## START

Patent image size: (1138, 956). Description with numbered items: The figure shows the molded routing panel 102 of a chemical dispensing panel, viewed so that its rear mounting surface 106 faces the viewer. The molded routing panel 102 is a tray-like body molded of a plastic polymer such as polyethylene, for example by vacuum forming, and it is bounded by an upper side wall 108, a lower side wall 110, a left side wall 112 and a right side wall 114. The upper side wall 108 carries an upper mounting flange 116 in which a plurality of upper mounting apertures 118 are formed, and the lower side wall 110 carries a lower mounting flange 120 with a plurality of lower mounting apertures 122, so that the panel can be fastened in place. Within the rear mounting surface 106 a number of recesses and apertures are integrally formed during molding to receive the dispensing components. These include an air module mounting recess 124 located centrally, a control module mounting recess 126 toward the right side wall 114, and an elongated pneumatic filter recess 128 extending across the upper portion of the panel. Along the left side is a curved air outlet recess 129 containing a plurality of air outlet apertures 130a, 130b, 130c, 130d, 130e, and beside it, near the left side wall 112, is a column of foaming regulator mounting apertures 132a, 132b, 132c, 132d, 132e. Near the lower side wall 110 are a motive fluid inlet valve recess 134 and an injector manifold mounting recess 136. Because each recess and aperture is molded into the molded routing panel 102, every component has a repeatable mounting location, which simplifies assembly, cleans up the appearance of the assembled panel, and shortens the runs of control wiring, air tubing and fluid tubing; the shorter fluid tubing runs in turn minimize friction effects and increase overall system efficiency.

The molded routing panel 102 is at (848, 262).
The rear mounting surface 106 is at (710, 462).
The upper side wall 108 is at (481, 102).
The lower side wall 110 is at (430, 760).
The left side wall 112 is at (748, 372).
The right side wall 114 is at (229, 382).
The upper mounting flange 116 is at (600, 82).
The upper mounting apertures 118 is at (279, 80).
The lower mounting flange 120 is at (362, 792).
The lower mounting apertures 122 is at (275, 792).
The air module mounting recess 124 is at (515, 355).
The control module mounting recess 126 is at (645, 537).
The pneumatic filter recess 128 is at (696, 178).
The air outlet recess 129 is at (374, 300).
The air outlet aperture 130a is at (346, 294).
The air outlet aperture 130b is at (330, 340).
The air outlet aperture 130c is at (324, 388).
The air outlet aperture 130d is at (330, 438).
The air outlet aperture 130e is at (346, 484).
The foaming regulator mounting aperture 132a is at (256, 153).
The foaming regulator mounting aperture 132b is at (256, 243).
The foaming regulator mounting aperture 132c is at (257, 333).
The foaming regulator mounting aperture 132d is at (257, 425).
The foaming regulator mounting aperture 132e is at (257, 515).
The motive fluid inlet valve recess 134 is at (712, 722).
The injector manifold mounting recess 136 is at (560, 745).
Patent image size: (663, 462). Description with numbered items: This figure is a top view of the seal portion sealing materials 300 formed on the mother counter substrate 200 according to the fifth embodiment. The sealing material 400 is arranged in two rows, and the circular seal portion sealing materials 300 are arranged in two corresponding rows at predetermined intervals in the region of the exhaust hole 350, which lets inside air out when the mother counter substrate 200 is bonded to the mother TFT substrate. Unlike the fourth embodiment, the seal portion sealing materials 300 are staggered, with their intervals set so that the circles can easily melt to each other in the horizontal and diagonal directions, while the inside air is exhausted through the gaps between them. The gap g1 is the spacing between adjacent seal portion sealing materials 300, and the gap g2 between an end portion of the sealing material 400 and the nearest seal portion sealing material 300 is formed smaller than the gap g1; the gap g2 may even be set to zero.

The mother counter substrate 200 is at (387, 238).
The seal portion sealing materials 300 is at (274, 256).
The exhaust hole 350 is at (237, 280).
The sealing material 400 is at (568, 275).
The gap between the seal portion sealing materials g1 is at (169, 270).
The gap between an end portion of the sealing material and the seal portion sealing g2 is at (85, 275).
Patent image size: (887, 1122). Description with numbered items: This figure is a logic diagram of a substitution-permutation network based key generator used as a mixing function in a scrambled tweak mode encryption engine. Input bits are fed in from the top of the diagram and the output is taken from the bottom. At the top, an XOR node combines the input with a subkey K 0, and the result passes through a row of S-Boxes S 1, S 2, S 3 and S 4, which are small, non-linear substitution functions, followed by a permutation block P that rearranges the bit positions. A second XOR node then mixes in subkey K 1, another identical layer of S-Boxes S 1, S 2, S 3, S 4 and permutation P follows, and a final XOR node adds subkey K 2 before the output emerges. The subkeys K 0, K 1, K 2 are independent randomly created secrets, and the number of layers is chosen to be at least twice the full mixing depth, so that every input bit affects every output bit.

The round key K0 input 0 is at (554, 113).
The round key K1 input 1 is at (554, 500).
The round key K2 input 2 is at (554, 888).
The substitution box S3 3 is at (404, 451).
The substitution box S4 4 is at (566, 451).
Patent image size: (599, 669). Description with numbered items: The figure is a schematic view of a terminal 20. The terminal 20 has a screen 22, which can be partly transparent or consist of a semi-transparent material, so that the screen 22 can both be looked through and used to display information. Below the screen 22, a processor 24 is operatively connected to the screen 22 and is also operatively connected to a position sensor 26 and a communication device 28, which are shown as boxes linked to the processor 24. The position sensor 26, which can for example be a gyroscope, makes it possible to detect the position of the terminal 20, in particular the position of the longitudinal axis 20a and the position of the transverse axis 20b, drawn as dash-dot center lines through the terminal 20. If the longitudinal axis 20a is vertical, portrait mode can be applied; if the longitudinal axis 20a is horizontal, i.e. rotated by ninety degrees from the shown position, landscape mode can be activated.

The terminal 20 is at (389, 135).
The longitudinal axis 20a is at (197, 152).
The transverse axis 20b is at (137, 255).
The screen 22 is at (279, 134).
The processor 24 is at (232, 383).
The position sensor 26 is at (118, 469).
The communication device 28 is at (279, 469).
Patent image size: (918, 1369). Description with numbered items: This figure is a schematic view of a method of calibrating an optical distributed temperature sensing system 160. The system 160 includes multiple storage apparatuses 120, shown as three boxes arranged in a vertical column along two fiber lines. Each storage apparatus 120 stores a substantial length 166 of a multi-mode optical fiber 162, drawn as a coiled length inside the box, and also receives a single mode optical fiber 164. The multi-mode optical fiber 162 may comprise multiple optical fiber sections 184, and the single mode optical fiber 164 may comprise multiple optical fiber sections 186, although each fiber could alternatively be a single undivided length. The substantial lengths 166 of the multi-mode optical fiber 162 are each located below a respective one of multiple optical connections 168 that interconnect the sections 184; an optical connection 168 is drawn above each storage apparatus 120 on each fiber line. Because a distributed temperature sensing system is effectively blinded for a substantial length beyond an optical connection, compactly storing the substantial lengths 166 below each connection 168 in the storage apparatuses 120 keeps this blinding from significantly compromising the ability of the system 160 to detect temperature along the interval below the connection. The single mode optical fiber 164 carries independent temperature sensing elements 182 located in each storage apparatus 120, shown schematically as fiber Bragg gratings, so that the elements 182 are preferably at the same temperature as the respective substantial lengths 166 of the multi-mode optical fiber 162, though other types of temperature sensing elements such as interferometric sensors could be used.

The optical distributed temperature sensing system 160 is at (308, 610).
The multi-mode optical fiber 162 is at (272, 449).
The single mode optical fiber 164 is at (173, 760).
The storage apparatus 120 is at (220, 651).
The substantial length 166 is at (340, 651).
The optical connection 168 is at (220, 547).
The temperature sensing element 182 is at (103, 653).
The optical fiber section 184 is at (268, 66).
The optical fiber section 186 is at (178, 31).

## END

■ What you need to do: Please find each line in the records above that contains the word "communication" and copy those lines.

■ Completed exercise:
Patent image size: (599, 669). Description with numbered items: The figure is a schematic view of a terminal 20. The terminal 20 has a screen 22, which can be partly transparent or consist of a semi-transparent material, so that the screen 22 can both be looked through and used to display information. Below the screen 22, a processor 24 is operatively connected to the screen 22 and is also operatively connected to a position sensor 26 and a communication device 28, which are shown as boxes linked to the processor 24. The position sensor 26, which can for example be a gyroscope, makes it possible to detect the position of the terminal 20, in particular the position of the longitudinal axis 20a and the position of the transverse axis 20b, drawn as dash-dot center lines through the terminal 20. If the longitudinal axis 20a is vertical, portrait mode can be applied; if the longitudinal axis 20a is horizontal, i.e. rotated by ninety degrees from the shown position, landscape mode can be activated.
The communication device 28 is at (279, 469).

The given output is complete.